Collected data
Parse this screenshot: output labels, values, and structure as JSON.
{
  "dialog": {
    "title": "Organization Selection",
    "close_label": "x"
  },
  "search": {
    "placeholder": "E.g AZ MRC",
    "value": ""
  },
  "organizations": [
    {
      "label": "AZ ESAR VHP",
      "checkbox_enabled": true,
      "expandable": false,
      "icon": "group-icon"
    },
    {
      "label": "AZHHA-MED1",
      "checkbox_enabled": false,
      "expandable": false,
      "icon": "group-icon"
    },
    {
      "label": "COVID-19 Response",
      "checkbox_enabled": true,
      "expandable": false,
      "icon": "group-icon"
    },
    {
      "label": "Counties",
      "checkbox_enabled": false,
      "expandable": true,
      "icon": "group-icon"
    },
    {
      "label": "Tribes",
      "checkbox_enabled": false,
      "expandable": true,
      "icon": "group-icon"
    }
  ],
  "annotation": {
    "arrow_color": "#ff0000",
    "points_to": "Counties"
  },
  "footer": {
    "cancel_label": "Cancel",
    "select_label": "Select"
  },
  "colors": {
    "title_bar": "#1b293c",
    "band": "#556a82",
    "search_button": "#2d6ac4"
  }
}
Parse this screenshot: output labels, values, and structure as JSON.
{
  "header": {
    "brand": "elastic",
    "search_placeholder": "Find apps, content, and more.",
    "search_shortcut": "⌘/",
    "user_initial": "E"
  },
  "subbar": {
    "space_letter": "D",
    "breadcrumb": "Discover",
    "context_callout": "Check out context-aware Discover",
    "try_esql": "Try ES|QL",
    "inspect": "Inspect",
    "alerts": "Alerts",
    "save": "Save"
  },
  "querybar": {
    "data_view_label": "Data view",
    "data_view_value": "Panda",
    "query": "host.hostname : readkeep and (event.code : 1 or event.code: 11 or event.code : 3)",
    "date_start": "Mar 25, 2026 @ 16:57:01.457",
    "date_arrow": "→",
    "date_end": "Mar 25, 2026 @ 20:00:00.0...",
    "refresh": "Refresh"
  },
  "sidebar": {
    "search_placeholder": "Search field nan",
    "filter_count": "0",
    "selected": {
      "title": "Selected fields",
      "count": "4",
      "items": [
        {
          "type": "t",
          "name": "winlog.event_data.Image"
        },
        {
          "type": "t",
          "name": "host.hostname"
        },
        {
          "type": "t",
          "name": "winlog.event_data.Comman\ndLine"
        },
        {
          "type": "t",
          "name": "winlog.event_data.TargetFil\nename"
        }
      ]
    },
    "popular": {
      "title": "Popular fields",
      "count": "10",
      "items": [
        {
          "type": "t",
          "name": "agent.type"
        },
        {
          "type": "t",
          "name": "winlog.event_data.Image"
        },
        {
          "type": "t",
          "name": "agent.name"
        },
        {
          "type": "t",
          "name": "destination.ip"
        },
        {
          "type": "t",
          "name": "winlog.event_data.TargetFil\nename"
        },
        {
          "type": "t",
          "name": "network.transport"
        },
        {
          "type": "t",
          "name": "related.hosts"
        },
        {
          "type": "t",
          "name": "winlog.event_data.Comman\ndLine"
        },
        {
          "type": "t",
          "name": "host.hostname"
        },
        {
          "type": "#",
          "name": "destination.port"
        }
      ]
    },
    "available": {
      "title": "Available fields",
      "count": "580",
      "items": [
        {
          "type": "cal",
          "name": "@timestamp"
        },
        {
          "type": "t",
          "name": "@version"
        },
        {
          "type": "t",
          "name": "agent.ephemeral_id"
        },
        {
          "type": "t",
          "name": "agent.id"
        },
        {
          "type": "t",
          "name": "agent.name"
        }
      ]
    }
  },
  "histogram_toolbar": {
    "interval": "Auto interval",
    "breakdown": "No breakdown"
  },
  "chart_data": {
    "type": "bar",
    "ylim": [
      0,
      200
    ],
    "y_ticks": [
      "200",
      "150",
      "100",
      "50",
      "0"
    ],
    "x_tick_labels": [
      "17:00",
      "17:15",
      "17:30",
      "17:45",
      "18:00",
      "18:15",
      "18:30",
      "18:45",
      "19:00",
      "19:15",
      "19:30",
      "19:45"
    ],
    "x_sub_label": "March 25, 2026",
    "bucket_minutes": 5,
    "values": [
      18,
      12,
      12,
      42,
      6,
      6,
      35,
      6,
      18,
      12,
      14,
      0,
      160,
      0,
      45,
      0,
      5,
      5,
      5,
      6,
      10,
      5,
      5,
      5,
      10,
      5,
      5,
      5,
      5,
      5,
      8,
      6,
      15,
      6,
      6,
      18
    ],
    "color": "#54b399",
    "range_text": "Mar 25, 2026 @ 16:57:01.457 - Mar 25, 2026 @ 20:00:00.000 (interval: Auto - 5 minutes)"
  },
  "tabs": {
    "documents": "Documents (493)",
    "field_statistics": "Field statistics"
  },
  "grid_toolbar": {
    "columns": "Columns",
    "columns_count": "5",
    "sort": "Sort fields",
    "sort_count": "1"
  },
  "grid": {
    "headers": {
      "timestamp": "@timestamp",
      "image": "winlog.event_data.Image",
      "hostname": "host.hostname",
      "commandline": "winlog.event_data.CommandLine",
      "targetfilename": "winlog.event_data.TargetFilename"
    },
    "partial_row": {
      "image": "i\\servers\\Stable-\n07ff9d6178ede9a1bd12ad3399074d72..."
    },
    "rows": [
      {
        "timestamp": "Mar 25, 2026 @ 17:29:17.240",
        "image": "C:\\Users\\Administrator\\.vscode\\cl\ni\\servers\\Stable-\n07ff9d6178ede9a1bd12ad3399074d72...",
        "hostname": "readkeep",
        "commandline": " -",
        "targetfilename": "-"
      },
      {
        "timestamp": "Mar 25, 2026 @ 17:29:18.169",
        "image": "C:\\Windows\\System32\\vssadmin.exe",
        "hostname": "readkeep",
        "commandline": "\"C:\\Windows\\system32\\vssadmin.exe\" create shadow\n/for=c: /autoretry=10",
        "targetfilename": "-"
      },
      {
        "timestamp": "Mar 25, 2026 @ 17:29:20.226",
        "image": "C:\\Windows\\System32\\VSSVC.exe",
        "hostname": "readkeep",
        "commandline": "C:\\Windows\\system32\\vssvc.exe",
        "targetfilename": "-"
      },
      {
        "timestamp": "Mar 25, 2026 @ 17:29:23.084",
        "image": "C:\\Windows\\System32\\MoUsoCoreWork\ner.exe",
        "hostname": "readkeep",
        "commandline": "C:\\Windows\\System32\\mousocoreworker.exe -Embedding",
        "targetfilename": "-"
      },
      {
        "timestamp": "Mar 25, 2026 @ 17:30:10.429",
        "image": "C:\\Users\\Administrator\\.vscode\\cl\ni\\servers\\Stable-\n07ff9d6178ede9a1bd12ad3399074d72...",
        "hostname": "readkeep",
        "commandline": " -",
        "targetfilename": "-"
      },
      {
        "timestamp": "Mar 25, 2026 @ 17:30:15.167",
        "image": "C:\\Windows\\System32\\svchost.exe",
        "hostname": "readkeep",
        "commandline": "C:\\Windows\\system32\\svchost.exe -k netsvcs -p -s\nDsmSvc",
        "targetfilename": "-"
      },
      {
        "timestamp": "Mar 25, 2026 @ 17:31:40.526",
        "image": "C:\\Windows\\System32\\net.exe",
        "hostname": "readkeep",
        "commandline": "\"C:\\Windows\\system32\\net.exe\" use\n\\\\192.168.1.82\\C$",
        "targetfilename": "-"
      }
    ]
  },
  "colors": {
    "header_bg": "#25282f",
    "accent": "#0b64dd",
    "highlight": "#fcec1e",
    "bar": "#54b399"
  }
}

#### Exercise description:
Count all lines of the data that include "agent". The answer is the number alone.

#### Solution to this exercise:
5